**What you need to do**
Each line should be copied exactly.

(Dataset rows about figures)
+ + + + +

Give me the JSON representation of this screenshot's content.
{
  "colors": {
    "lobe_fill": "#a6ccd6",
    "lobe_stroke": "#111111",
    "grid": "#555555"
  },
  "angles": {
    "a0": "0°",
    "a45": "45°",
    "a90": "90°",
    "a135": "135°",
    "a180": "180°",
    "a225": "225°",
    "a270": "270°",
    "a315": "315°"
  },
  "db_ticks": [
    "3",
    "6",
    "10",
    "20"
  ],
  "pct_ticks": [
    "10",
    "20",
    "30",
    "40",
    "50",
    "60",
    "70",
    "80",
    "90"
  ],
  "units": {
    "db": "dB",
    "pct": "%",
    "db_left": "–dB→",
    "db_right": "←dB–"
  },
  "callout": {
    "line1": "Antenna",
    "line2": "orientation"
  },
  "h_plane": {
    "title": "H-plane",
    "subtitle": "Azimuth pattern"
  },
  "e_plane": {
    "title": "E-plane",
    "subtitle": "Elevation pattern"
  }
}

+ + + + +

**Problem solution**
Give me the JSON representation of this screenshot's content.
{
  "colors": {
    "lobe_fill": "#a6ccd6",
    "lobe_stroke": "#111111",
    "grid": "#555555"
  },
  "angles": {
    "a0": "0°",
    "a45": "45°",
    "a90": "90°",
    "a135": "135°",
    "a180": "180°",
    "a225": "225°",
    "a270": "270°",
    "a315": "315°"
  },
  "db_ticks": [
    "3",
    "6",
    "10",
    "20"
  ],
  "pct_ticks": [
    "10",
    "20",
    "30",
    "40",
    "50",
    "60",
    "70",
    "80",
    "90"
  ],
  "units": {
    "db": "dB",
    "pct": "%",
    "db_left": "–dB→",
    "db_right": "←dB–"
  },
  "callout": {
    "line1": "Antenna",
    "line2": "orientation"
  },
  "h_plane": {
    "title": "H-plane",
    "subtitle": "Azimuth pattern"
  },
  "e_plane": {
    "title": "E-plane",
    "subtitle": "Elevation pattern"
  }
}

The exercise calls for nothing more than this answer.